→ **PROBLEM TO WORK ON**
Which lines in the material below contain the word "语文教育专业"? Copy each of them.

→ **DATA FOR PROCESSING**
■ ■ ■ ■

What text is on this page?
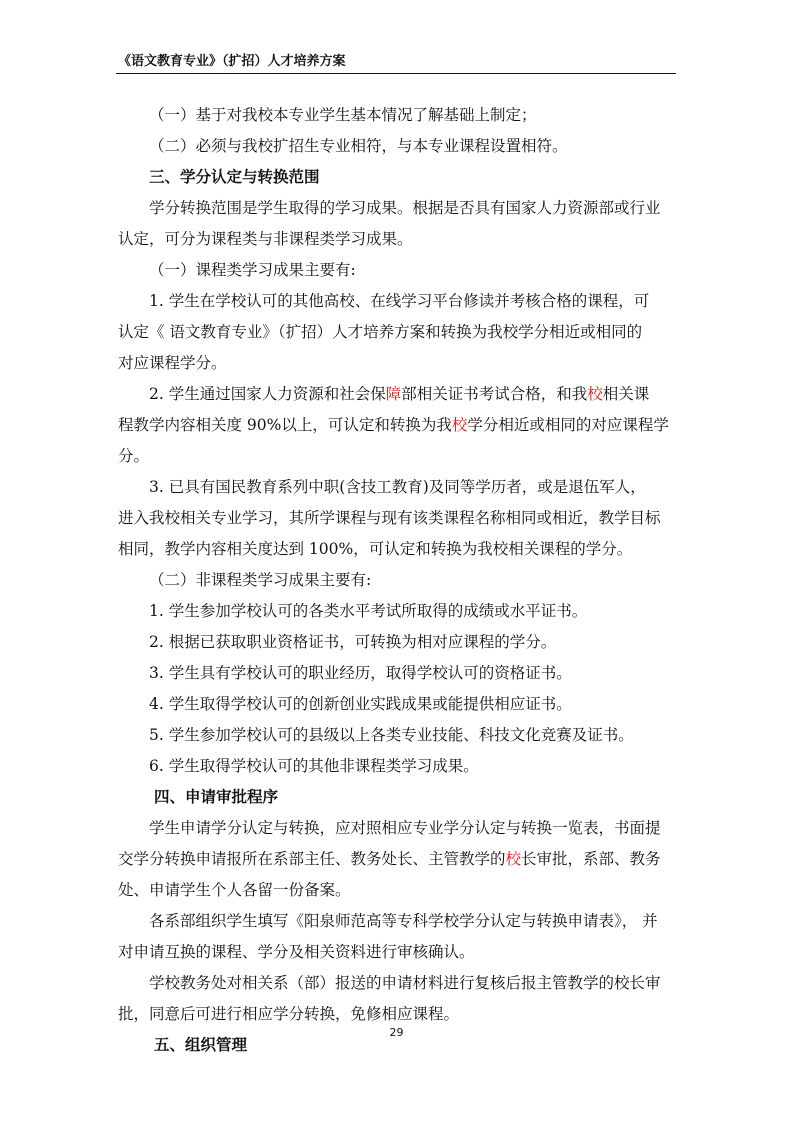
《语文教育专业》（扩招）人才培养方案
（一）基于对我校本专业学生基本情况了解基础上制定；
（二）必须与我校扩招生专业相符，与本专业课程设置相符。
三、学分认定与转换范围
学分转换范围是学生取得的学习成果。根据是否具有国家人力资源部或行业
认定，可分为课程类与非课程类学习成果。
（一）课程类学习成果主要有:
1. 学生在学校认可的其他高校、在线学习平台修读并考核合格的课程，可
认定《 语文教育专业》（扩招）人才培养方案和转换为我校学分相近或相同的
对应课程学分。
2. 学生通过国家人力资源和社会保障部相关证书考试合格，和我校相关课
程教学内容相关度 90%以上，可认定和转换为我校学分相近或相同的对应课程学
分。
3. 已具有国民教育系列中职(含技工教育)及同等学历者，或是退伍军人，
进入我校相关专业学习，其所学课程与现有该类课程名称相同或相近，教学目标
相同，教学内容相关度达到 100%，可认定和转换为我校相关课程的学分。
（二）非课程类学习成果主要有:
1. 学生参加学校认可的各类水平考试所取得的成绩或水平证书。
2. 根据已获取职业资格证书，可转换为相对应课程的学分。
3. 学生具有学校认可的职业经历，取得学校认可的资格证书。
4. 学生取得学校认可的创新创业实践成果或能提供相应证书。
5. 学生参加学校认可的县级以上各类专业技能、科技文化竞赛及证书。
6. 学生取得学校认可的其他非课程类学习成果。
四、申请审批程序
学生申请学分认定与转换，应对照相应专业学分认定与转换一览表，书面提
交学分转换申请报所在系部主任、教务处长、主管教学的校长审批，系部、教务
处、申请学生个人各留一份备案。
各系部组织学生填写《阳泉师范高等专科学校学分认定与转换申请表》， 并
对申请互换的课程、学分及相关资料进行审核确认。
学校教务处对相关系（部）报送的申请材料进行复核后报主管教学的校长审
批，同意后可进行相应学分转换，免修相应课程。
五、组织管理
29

■ ■ ■ ■

→ **ANSWER TO THE EXERCISE**
《语文教育专业》（扩招）人才培养方案
认定《 语文教育专业》（扩招）人才培养方案和转换为我校学分相近或相同的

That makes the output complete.